◆ **AIM**: In the data below, find each line containing the string "JSON" and return it.

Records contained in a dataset
┌──

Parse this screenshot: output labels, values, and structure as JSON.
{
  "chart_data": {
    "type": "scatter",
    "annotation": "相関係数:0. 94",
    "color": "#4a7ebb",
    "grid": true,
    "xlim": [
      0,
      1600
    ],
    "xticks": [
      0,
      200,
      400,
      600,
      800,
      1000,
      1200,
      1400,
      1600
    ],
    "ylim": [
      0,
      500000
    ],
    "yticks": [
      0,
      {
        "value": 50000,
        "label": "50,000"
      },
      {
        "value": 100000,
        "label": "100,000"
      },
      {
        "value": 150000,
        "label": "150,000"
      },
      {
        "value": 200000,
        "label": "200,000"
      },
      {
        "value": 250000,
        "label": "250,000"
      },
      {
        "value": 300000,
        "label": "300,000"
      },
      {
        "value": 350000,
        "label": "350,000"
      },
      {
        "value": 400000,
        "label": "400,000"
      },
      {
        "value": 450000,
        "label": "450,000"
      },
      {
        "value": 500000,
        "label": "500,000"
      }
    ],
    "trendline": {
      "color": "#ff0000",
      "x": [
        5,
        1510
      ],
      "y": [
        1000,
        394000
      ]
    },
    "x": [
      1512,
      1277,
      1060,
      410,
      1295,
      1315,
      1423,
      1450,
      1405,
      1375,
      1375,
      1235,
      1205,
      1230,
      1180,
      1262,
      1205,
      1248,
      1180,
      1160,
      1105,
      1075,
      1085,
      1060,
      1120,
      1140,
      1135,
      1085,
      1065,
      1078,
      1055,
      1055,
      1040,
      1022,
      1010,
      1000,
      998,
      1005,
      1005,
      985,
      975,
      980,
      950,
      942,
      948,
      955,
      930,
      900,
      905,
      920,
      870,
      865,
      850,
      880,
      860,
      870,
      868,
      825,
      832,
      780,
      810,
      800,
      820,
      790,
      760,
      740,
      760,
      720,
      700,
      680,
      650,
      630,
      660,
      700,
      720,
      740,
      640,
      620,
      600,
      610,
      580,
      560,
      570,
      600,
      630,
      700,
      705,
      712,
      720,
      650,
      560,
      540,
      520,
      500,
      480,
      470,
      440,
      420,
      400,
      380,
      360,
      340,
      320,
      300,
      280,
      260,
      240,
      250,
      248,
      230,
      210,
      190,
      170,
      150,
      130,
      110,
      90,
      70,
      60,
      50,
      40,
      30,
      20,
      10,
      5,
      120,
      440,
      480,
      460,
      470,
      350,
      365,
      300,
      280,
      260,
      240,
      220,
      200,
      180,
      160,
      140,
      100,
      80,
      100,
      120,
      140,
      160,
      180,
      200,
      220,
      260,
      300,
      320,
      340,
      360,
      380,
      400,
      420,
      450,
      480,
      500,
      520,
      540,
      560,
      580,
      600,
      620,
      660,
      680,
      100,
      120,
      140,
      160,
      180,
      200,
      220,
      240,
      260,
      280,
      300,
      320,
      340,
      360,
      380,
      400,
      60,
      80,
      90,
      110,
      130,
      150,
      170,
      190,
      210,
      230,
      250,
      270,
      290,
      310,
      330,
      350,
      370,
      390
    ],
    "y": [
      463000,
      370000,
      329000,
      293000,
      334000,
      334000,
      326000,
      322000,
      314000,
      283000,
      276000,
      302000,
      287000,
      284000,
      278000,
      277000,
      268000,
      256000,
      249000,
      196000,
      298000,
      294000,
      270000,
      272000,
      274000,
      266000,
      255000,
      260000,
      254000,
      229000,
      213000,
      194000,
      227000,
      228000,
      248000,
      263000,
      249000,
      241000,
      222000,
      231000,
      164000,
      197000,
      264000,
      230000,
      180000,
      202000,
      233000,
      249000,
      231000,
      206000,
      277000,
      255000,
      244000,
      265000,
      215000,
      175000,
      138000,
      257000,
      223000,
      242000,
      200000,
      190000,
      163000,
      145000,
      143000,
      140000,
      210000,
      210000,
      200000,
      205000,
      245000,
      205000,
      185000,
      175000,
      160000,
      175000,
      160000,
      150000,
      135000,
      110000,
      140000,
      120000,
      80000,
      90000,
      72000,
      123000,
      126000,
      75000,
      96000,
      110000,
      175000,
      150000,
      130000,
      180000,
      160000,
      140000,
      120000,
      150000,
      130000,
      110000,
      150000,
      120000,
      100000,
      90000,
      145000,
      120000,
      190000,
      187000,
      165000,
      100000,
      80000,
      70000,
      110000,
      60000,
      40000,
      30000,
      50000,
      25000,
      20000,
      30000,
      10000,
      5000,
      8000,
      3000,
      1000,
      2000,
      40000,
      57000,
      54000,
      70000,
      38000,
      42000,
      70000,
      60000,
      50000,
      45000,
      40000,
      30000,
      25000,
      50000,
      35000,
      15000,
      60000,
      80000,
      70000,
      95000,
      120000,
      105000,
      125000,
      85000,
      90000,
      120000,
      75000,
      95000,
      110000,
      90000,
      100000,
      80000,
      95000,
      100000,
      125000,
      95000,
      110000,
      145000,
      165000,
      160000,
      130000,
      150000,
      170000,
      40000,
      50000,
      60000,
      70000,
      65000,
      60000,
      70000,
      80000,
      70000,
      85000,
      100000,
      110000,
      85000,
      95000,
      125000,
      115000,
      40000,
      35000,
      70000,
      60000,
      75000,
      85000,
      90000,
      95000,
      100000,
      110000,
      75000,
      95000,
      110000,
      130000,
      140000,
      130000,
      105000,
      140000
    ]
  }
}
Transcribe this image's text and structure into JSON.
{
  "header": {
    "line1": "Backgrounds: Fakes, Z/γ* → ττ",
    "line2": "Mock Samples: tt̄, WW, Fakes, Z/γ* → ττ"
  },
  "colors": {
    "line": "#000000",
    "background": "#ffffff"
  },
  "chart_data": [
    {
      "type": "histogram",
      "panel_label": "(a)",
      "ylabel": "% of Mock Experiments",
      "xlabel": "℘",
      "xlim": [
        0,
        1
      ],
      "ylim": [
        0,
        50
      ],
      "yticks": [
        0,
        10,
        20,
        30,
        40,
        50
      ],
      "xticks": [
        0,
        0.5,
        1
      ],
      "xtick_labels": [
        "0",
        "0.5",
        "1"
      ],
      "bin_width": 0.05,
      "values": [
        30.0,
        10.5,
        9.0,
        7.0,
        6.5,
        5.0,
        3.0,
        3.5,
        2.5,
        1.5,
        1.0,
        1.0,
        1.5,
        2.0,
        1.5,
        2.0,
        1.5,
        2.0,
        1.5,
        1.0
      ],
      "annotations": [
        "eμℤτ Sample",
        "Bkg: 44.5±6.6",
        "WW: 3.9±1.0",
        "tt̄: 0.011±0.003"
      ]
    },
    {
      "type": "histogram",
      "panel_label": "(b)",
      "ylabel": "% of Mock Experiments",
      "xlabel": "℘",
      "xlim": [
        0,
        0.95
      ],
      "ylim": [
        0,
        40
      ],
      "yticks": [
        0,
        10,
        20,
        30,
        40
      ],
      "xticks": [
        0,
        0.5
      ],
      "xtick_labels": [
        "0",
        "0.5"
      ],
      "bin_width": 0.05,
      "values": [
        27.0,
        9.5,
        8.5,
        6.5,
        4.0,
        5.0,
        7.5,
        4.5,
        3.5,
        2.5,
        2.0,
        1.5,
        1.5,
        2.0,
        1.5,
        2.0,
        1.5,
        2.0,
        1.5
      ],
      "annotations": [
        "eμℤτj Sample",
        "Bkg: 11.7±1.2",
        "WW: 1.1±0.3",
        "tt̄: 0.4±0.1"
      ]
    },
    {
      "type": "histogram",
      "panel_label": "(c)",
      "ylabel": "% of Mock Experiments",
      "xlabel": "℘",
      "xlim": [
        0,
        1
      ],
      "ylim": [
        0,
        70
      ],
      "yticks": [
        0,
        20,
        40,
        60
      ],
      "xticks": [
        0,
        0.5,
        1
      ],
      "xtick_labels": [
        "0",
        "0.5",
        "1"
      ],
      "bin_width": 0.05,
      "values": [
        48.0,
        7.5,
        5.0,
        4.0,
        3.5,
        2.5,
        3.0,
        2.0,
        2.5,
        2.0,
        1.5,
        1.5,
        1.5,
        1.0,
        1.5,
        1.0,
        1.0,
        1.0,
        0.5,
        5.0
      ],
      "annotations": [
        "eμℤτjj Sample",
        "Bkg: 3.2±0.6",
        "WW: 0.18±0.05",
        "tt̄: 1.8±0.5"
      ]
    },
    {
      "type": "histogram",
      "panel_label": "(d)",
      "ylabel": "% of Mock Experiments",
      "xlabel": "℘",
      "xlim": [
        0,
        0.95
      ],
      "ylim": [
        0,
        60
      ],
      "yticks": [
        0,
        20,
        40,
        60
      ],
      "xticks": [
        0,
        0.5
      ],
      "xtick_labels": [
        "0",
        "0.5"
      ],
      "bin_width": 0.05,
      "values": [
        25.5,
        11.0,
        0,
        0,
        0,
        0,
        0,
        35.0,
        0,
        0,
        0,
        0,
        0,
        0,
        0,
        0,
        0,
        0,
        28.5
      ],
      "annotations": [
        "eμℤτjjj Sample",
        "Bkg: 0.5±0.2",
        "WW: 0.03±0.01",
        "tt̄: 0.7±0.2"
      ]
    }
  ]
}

└──

◆ **EXERCISE OUTPUT**:
Parse this screenshot: output labels, values, and structure as JSON.
Transcribe this image's text and structure into JSON.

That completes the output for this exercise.